**Problem statement**
What follows is a block of records; restate each one word for word.

Figure record extracts
· · · · · · ·

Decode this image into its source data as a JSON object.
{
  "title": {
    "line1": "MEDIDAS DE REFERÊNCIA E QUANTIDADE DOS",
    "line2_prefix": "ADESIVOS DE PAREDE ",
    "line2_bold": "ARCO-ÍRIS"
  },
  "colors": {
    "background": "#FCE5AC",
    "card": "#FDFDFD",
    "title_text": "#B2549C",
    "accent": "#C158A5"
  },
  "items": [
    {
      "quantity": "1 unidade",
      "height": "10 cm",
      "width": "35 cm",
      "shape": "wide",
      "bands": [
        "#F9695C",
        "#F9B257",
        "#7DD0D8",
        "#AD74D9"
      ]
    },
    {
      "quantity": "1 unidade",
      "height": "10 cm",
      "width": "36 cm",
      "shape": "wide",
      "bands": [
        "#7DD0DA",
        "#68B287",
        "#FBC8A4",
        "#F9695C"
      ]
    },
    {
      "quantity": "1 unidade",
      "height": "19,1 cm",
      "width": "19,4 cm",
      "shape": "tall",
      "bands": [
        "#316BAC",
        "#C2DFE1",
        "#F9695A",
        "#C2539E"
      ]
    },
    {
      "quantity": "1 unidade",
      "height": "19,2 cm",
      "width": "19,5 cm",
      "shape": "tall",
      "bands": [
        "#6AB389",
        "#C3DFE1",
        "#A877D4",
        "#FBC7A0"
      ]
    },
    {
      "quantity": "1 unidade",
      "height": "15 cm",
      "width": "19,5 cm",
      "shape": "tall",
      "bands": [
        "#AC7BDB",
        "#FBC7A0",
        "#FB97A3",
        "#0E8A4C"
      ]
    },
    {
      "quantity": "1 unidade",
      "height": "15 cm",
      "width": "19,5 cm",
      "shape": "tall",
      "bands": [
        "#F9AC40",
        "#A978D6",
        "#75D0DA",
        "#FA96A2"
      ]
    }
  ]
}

· · · · · · ·

**The completed task**
Decode this image into its source data as a JSON object.
{
  "title": {
    "line1": "MEDIDAS DE REFERÊNCIA E QUANTIDADE DOS",
    "line2_prefix": "ADESIVOS DE PAREDE ",
    "line2_bold": "ARCO-ÍRIS"
  },
  "colors": {
    "background": "#FCE5AC",
    "card": "#FDFDFD",
    "title_text": "#B2549C",
    "accent": "#C158A5"
  },
  "items": [
    {
      "quantity": "1 unidade",
      "height": "10 cm",
      "width": "35 cm",
      "shape": "wide",
      "bands": [
        "#F9695C",
        "#F9B257",
        "#7DD0D8",
        "#AD74D9"
      ]
    },
    {
      "quantity": "1 unidade",
      "height": "10 cm",
      "width": "36 cm",
      "shape": "wide",
      "bands": [
        "#7DD0DA",
        "#68B287",
        "#FBC8A4",
        "#F9695C"
      ]
    },
    {
      "quantity": "1 unidade",
      "height": "19,1 cm",
      "width": "19,4 cm",
      "shape": "tall",
      "bands": [
        "#316BAC",
        "#C2DFE1",
        "#F9695A",
        "#C2539E"
      ]
    },
    {
      "quantity": "1 unidade",
      "height": "19,2 cm",
      "width": "19,5 cm",
      "shape": "tall",
      "bands": [
        "#6AB389",
        "#C3DFE1",
        "#A877D4",
        "#FBC7A0"
      ]
    },
    {
      "quantity": "1 unidade",
      "height": "15 cm",
      "width": "19,5 cm",
      "shape": "tall",
      "bands": [
        "#AC7BDB",
        "#FBC7A0",
        "#FB97A3",
        "#0E8A4C"
      ]
    },
    {
      "quantity": "1 unidade",
      "height": "15 cm",
      "width": "19,5 cm",
      "shape": "tall",
      "bands": [
        "#F9AC40",
        "#A978D6",
        "#75D0DA",
        "#FA96A2"
      ]
    }
  ]
}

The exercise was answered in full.